**Do this:**
Copy every line in the records below that contains the word "superficie".

───── Material for the task

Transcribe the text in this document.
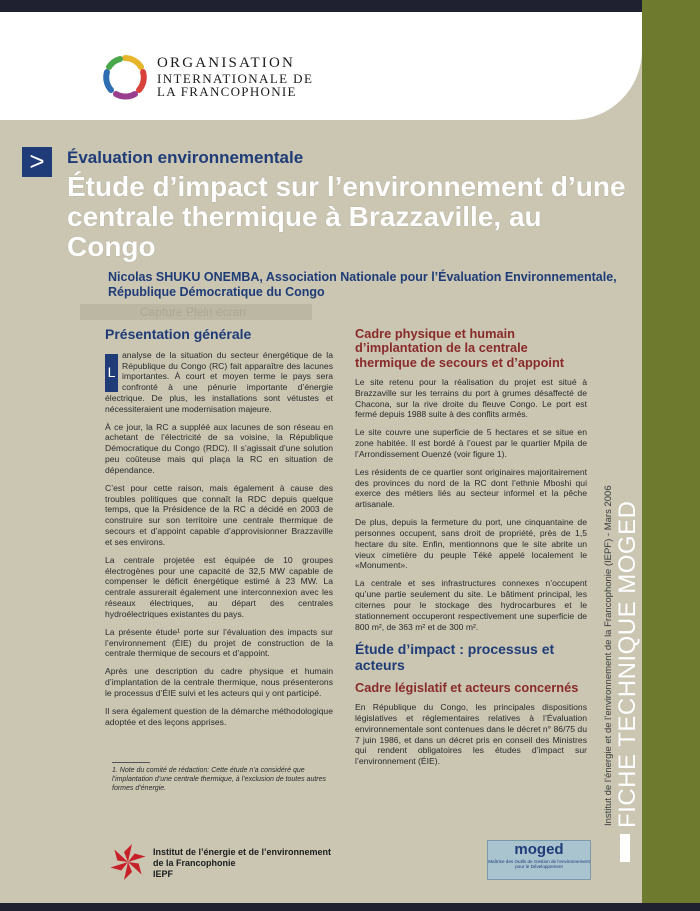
ORGANISATION
INTERNATIONALE DE
LA FRANCOPHONIE
>	Évaluation environnementale
Étude d’impact sur l’environnement d’une centrale thermique à Brazzaville, au Congo
Nicolas SHUKU ONEMBA, Association Nationale pour l’Évaluation Environnementale, République Démocratique du Congo
Capture Plein écran
Présentation générale
L

analyse de la situation du secteur énergétique de la République du Congo (RC) fait apparaître des lacunes importantes. À court et moyen terme le pays sera confronté à une pénurie importante d’énergie électrique. De plus, les installations sont vétustes et nécessiteraient une modernisation majeure.

À ce jour, la RC a suppléé aux lacunes de son réseau en achetant de l’électricité de sa voisine, la République Démocratique du Congo (RDC). Il s’agissait d’une solution peu coûteuse mais qui plaça la RC en situation de dépendance.

C’est pour cette raison, mais également à cause des troubles politiques que connaît la RDC depuis quelque temps, que la Présidence de la RC a décidé en 2003 de construire sur son territoire une centrale thermique de secours et d’appoint capable d’approvisionner Brazzaville et ses environs.

La centrale projetée est équipée de 10 groupes électrogènes pour une capacité de 32,5 MW capable de compenser le déficit énergétique estimé à 23 MW. La centrale assurerait également une interconnexion avec les réseaux électriques, au départ des centrales hydroélectriques existantes du pays.

La présente étude¹ porte sur l’évaluation des impacts sur l’environnement (ÉIE) du projet de construction de la centrale thermique de secours et d’appoint.

Après une description du cadre physique et humain d’implantation de la centrale thermique, nous présenterons le processus d’ÉIE suivi et les acteurs qui y ont participé.

Il sera également question de la démarche méthodologique adoptée et des leçons apprises.

1. Note du comité de rédaction: Cette étude n’a considéré que l’implantation d’une centrale thermique, à l’exclusion de toutes autres formes d’énergie.
Cadre physique et humain d’implantation de la centrale thermique de secours et d’appoint

Le site retenu pour la réalisation du projet est situé à Brazzaville sur les terrains du port à grumes désaffecté de Chacona, sur la rive droite du fleuve Congo. Le port est fermé depuis 1988 suite à des conflits armés.

Le site couvre une superficie de 5 hectares et se situe en zone habitée. Il est bordé à l’ouest par le quartier Mpila de l’Arrondissement Ouenzé (voir figure 1).

Les résidents de ce quartier sont originaires majoritairement des provinces du nord de la RC dont l’ethnie Mboshi qui exerce des métiers liés au secteur informel et la pêche artisanale.

De plus, depuis la fermeture du port, une cinquantaine de personnes occupent, sans droit de propriété, près de 1,5 hectare du site. Enfin, mentionnons que le site abrite un vieux cimetière du peuple Téké appelé localement le «Monument».

La centrale et ses infrastructures connexes n’occupent qu’une partie seulement du site. Le bâtiment principal, les citernes pour le stockage des hydrocarbures et le stationnement occuperont respectivement une superficie de 800 m², de 363 m² et de 300 m².

Étude d’impact : processus et acteurs
Cadre législatif et acteurs concernés

En République du Congo, les principales dispositions législatives et réglementaires relatives à l’Évaluation environnementale sont contenues dans le décret n° 86/75 du 7 juin 1986, et dans un décret pris en conseil des Ministres qui rendent obligatoires les études d’impact sur l’environnement (ÉIE).

Institut de l’énergie et de l’environnement
de la Francophonie
IEPF
moged
Maîtrise des Outils de Gestion de l’environnement pour le Développement
Institut de l’énergie et de l’environnement de la Francophonie (IEPF) - Mars 2006 FICHE TECHNIQUE MOGED
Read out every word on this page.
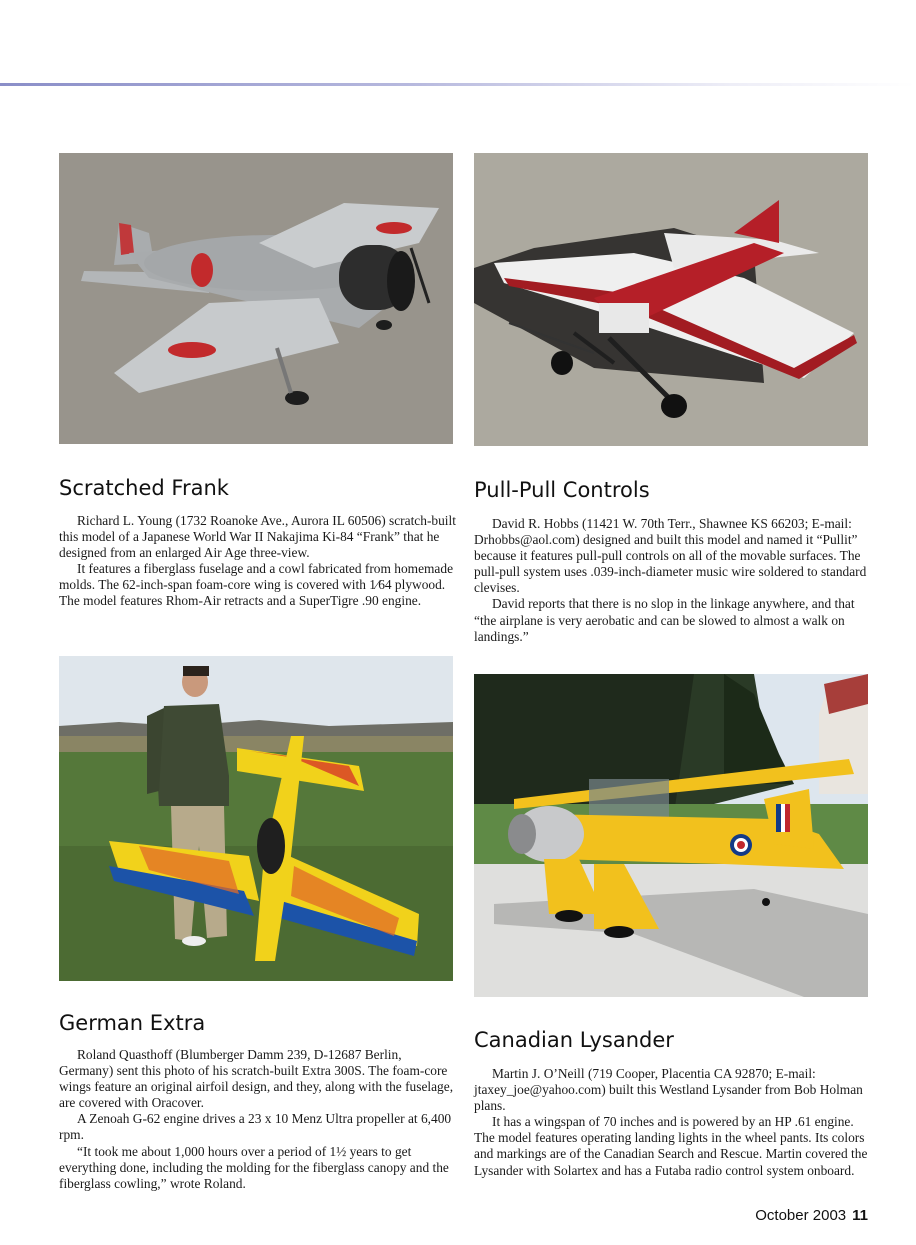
Scratched Frank

Richard L. Young (1732 Roanoke Ave., Aurora IL 60506) scratch-built this model of a Japanese World War II Nakajima Ki-84 “Frank” that he designed from an enlarged Air Age three-view.

It features a fiberglass fuselage and a cowl fabricated from homemade molds. The 62-inch-span foam-core wing is covered with 1⁄64 plywood. The model features Rhom-Air retracts and a SuperTigre .90 engine.

Pull-Pull Controls

David R. Hobbs (11421 W. 70th Terr., Shawnee KS 66203; E-mail: Drhobbs@aol.com) designed and built this model and named it “Pullit” because it features pull-pull controls on all of the movable surfaces. The pull-pull system uses .039-inch-diameter music wire soldered to standard clevises.

David reports that there is no slop in the linkage anywhere, and that “the airplane is very aerobatic and can be slowed to almost a walk on landings.”

German Extra

Roland Quasthoff (Blumberger Damm 239, D-12687 Berlin, Germany) sent this photo of his scratch-built Extra 300S. The foam-core wings feature an original airfoil design, and they, along with the fuselage, are covered with Oracover.

A Zenoah G-62 engine drives a 23 x 10 Menz Ultra propeller at 6,400 rpm.

“It took me about 1,000 hours over a period of 1½ years to get everything done, including the molding for the fiberglass canopy and the fiberglass cowling,” wrote Roland.

Canadian Lysander

Martin J. O’Neill (719 Cooper, Placentia CA 92870; E-mail: jtaxey_joe@yahoo.com) built this Westland Lysander from Bob Holman plans.

It has a wingspan of 70 inches and is powered by an HP .61 engine. The model features operating landing lights in the wheel pants. Its colors and markings are of the Canadian Search and Rescue. Martin covered the Lysander with Solartex and has a Futaba radio control system onboard.

October 2003 11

──────────

**Solution:**
Le site couvre une superficie de 5 hectares et se situe en zone habitée. Il est bordé à l’ouest par le quartier Mpila de l’Arrondissement Ouenzé (voir figure 1).
La centrale et ses infrastructures connexes n’occupent qu’une partie seulement du site. Le bâtiment principal, les citernes pour le stockage des hydrocarbures et le stationnement occuperont respectivement une superficie de 800 m², de 363 m² et de 300 m².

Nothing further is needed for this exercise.